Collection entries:

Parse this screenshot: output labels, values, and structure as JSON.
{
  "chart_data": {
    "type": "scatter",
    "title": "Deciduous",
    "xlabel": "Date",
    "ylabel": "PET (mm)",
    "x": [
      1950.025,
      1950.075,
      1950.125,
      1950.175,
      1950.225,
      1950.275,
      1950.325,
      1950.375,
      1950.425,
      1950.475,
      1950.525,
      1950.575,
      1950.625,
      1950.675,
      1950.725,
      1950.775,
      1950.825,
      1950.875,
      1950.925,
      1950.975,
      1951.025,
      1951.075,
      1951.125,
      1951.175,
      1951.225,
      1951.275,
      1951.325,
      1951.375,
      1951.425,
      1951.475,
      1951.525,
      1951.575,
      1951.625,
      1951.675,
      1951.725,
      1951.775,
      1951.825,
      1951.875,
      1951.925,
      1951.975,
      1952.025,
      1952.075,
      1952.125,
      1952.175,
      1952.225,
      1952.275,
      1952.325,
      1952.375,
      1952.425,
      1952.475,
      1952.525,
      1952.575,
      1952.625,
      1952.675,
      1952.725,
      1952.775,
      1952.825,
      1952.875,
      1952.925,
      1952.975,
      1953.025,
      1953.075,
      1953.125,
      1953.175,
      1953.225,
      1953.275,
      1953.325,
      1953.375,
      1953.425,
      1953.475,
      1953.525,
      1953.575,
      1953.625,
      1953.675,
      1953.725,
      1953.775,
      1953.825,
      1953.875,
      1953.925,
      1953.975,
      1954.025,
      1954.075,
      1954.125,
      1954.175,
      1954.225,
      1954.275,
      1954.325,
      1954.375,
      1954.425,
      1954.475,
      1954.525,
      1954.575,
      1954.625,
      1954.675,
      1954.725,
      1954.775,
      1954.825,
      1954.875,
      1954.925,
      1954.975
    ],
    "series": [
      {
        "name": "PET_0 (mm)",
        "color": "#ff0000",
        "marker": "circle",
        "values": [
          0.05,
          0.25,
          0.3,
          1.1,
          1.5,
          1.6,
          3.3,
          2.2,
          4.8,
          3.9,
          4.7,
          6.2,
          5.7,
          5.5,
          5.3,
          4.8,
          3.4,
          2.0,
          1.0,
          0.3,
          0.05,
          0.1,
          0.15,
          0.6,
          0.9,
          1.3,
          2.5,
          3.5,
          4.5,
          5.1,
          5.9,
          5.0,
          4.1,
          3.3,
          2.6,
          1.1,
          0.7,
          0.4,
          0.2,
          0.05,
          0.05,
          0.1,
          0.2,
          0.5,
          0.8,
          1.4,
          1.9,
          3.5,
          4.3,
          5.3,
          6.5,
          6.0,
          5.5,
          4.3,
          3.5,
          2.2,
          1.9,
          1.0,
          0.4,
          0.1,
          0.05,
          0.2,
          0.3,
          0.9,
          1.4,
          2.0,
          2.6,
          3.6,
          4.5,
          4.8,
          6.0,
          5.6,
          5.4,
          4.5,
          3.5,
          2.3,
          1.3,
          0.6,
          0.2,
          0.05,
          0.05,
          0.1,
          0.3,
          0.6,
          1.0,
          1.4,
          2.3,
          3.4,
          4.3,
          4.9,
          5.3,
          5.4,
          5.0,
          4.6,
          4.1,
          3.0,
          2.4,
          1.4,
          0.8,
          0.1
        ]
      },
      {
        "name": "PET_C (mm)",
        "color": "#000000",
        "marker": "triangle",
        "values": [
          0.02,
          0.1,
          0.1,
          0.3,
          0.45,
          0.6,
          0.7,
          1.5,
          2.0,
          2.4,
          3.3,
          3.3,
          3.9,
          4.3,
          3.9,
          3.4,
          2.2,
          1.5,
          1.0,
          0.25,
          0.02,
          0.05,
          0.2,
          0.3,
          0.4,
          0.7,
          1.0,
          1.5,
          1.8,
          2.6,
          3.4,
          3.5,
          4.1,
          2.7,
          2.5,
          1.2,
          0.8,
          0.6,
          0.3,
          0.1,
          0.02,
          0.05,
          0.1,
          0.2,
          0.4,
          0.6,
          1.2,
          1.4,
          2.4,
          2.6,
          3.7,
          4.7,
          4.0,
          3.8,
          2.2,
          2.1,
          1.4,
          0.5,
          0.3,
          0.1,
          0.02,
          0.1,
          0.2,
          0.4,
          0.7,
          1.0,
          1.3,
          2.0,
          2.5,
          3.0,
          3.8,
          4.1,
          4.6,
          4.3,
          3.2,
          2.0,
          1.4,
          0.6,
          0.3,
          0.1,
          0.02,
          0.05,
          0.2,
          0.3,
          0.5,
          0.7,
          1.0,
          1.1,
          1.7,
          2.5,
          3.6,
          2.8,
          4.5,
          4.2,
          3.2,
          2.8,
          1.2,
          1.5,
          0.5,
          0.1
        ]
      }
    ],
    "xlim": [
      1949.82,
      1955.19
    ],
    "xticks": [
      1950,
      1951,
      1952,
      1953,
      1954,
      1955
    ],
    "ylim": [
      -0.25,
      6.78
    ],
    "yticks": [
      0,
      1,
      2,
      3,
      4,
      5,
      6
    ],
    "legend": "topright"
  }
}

_REQUIRED WORK_: Copy all of the material word for word.

_WORKED SOLUTION_:
Parse this screenshot: output labels, values, and structure as JSON.
{
  "chart_data": {
    "type": "scatter",
    "title": "Deciduous",
    "xlabel": "Date",
    "ylabel": "PET (mm)",
    "x": [
      1950.025,
      1950.075,
      1950.125,
      1950.175,
      1950.225,
      1950.275,
      1950.325,
      1950.375,
      1950.425,
      1950.475,
      1950.525,
      1950.575,
      1950.625,
      1950.675,
      1950.725,
      1950.775,
      1950.825,
      1950.875,
      1950.925,
      1950.975,
      1951.025,
      1951.075,
      1951.125,
      1951.175,
      1951.225,
      1951.275,
      1951.325,
      1951.375,
      1951.425,
      1951.475,
      1951.525,
      1951.575,
      1951.625,
      1951.675,
      1951.725,
      1951.775,
      1951.825,
      1951.875,
      1951.925,
      1951.975,
      1952.025,
      1952.075,
      1952.125,
      1952.175,
      1952.225,
      1952.275,
      1952.325,
      1952.375,
      1952.425,
      1952.475,
      1952.525,
      1952.575,
      1952.625,
      1952.675,
      1952.725,
      1952.775,
      1952.825,
      1952.875,
      1952.925,
      1952.975,
      1953.025,
      1953.075,
      1953.125,
      1953.175,
      1953.225,
      1953.275,
      1953.325,
      1953.375,
      1953.425,
      1953.475,
      1953.525,
      1953.575,
      1953.625,
      1953.675,
      1953.725,
      1953.775,
      1953.825,
      1953.875,
      1953.925,
      1953.975,
      1954.025,
      1954.075,
      1954.125,
      1954.175,
      1954.225,
      1954.275,
      1954.325,
      1954.375,
      1954.425,
      1954.475,
      1954.525,
      1954.575,
      1954.625,
      1954.675,
      1954.725,
      1954.775,
      1954.825,
      1954.875,
      1954.925,
      1954.975
    ],
    "series": [
      {
        "name": "PET_0 (mm)",
        "color": "#ff0000",
        "marker": "circle",
        "values": [
          0.05,
          0.25,
          0.3,
          1.1,
          1.5,
          1.6,
          3.3,
          2.2,
          4.8,
          3.9,
          4.7,
          6.2,
          5.7,
          5.5,
          5.3,
          4.8,
          3.4,
          2.0,
          1.0,
          0.3,
          0.05,
          0.1,
          0.15,
          0.6,
          0.9,
          1.3,
          2.5,
          3.5,
          4.5,
          5.1,
          5.9,
          5.0,
          4.1,
          3.3,
          2.6,
          1.1,
          0.7,
          0.4,
          0.2,
          0.05,
          0.05,
          0.1,
          0.2,
          0.5,
          0.8,
          1.4,
          1.9,
          3.5,
          4.3,
          5.3,
          6.5,
          6.0,
          5.5,
          4.3,
          3.5,
          2.2,
          1.9,
          1.0,
          0.4,
          0.1,
          0.05,
          0.2,
          0.3,
          0.9,
          1.4,
          2.0,
          2.6,
          3.6,
          4.5,
          4.8,
          6.0,
          5.6,
          5.4,
          4.5,
          3.5,
          2.3,
          1.3,
          0.6,
          0.2,
          0.05,
          0.05,
          0.1,
          0.3,
          0.6,
          1.0,
          1.4,
          2.3,
          3.4,
          4.3,
          4.9,
          5.3,
          5.4,
          5.0,
          4.6,
          4.1,
          3.0,
          2.4,
          1.4,
          0.8,
          0.1
        ]
      },
      {
        "name": "PET_C (mm)",
        "color": "#000000",
        "marker": "triangle",
        "values": [
          0.02,
          0.1,
          0.1,
          0.3,
          0.45,
          0.6,
          0.7,
          1.5,
          2.0,
          2.4,
          3.3,
          3.3,
          3.9,
          4.3,
          3.9,
          3.4,
          2.2,
          1.5,
          1.0,
          0.25,
          0.02,
          0.05,
          0.2,
          0.3,
          0.4,
          0.7,
          1.0,
          1.5,
          1.8,
          2.6,
          3.4,
          3.5,
          4.1,
          2.7,
          2.5,
          1.2,
          0.8,
          0.6,
          0.3,
          0.1,
          0.02,
          0.05,
          0.1,
          0.2,
          0.4,
          0.6,
          1.2,
          1.4,
          2.4,
          2.6,
          3.7,
          4.7,
          4.0,
          3.8,
          2.2,
          2.1,
          1.4,
          0.5,
          0.3,
          0.1,
          0.02,
          0.1,
          0.2,
          0.4,
          0.7,
          1.0,
          1.3,
          2.0,
          2.5,
          3.0,
          3.8,
          4.1,
          4.6,
          4.3,
          3.2,
          2.0,
          1.4,
          0.6,
          0.3,
          0.1,
          0.02,
          0.05,
          0.2,
          0.3,
          0.5,
          0.7,
          1.0,
          1.1,
          1.7,
          2.5,
          3.6,
          2.8,
          4.5,
          4.2,
          3.2,
          2.8,
          1.2,
          1.5,
          0.5,
          0.1
        ]
      }
    ],
    "xlim": [
      1949.82,
      1955.19
    ],
    "xticks": [
      1950,
      1951,
      1952,
      1953,
      1954,
      1955
    ],
    "ylim": [
      -0.25,
      6.78
    ],
    "yticks": [
      0,
      1,
      2,
      3,
      4,
      5,
      6
    ],
    "legend": "topright"
  }
}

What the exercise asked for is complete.